▸ Work to complete
Provide an exact copy of the data, excluding the images.

Saved data entries
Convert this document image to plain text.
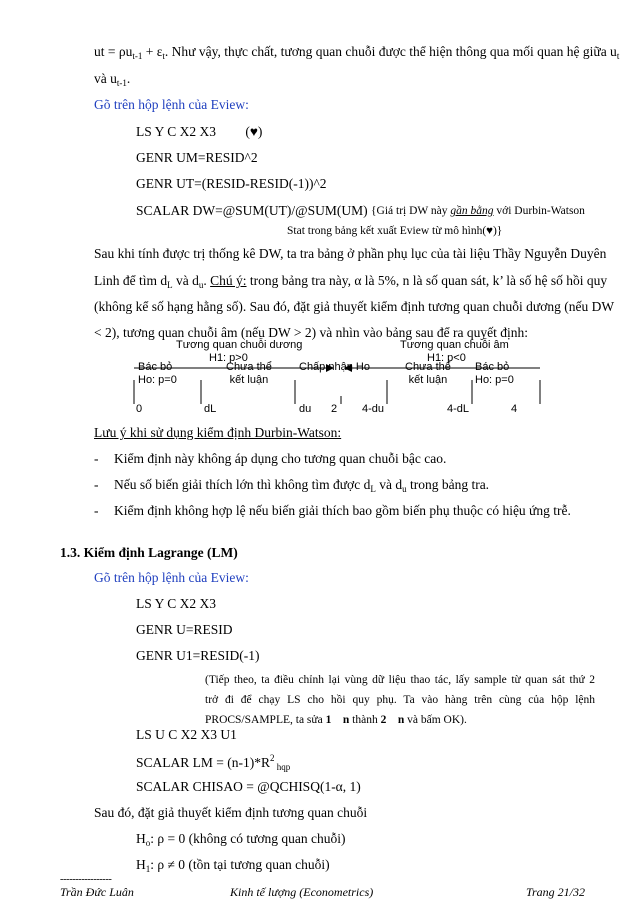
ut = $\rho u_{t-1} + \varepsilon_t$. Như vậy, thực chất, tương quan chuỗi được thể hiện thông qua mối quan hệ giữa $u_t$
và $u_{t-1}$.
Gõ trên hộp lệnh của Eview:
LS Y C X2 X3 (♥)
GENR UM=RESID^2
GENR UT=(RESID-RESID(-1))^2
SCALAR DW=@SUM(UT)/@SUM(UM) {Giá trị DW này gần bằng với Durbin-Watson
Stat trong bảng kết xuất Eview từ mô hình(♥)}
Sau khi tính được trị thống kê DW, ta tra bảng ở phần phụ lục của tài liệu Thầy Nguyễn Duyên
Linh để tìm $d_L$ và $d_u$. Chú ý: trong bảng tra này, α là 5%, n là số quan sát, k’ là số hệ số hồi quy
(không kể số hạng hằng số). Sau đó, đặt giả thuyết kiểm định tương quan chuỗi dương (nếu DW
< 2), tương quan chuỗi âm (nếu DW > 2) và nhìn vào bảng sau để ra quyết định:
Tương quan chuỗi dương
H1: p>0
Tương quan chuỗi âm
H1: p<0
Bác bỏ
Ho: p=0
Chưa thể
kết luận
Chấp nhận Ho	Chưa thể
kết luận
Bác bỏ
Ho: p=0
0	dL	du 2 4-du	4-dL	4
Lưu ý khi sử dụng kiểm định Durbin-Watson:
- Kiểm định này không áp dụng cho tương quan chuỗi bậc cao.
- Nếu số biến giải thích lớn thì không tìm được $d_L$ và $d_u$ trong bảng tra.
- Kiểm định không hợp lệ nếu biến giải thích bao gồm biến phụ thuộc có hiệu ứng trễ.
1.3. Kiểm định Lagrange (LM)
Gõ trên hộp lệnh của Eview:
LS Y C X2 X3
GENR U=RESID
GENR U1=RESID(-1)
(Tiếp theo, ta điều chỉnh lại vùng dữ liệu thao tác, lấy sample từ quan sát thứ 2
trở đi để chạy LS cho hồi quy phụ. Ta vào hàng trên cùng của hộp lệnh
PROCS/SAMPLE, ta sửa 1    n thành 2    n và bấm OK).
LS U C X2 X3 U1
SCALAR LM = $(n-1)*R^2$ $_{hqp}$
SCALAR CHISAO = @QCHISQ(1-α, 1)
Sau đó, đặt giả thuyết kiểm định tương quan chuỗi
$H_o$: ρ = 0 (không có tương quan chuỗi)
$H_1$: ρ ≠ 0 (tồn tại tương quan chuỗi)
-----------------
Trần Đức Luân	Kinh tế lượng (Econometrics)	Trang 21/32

▸ Exercise result
Convert this document image to plain text.
ut = $\rho u_{t-1} + \varepsilon_t$. Như vậy, thực chất, tương quan chuỗi được thể hiện thông qua mối quan hệ giữa $u_t$
và $u_{t-1}$.
Gõ trên hộp lệnh của Eview:
LS Y C X2 X3 (♥)
GENR UM=RESID^2
GENR UT=(RESID-RESID(-1))^2
SCALAR DW=@SUM(UT)/@SUM(UM) {Giá trị DW này gần bằng với Durbin-Watson
Stat trong bảng kết xuất Eview từ mô hình(♥)}
Sau khi tính được trị thống kê DW, ta tra bảng ở phần phụ lục của tài liệu Thầy Nguyễn Duyên
Linh để tìm $d_L$ và $d_u$. Chú ý: trong bảng tra này, α là 5%, n là số quan sát, k’ là số hệ số hồi quy
(không kể số hạng hằng số). Sau đó, đặt giả thuyết kiểm định tương quan chuỗi dương (nếu DW
< 2), tương quan chuỗi âm (nếu DW > 2) và nhìn vào bảng sau để ra quyết định:
Tương quan chuỗi dương
H1: p>0
Tương quan chuỗi âm
H1: p<0
Bác bỏ
Ho: p=0
Chưa thể
kết luận
Chấp nhận Ho	Chưa thể
kết luận
Bác bỏ
Ho: p=0
0	dL	du 2 4-du	4-dL	4
Lưu ý khi sử dụng kiểm định Durbin-Watson:
- Kiểm định này không áp dụng cho tương quan chuỗi bậc cao.
- Nếu số biến giải thích lớn thì không tìm được $d_L$ và $d_u$ trong bảng tra.
- Kiểm định không hợp lệ nếu biến giải thích bao gồm biến phụ thuộc có hiệu ứng trễ.
1.3. Kiểm định Lagrange (LM)
Gõ trên hộp lệnh của Eview:
LS Y C X2 X3
GENR U=RESID
GENR U1=RESID(-1)
(Tiếp theo, ta điều chỉnh lại vùng dữ liệu thao tác, lấy sample từ quan sát thứ 2
trở đi để chạy LS cho hồi quy phụ. Ta vào hàng trên cùng của hộp lệnh
PROCS/SAMPLE, ta sửa 1    n thành 2    n và bấm OK).
LS U C X2 X3 U1
SCALAR LM = $(n-1)*R^2$ $_{hqp}$
SCALAR CHISAO = @QCHISQ(1-α, 1)
Sau đó, đặt giả thuyết kiểm định tương quan chuỗi
$H_o$: ρ = 0 (không có tương quan chuỗi)
$H_1$: ρ ≠ 0 (tồn tại tương quan chuỗi)
-----------------
Trần Đức Luân	Kinh tế lượng (Econometrics)	Trang 21/32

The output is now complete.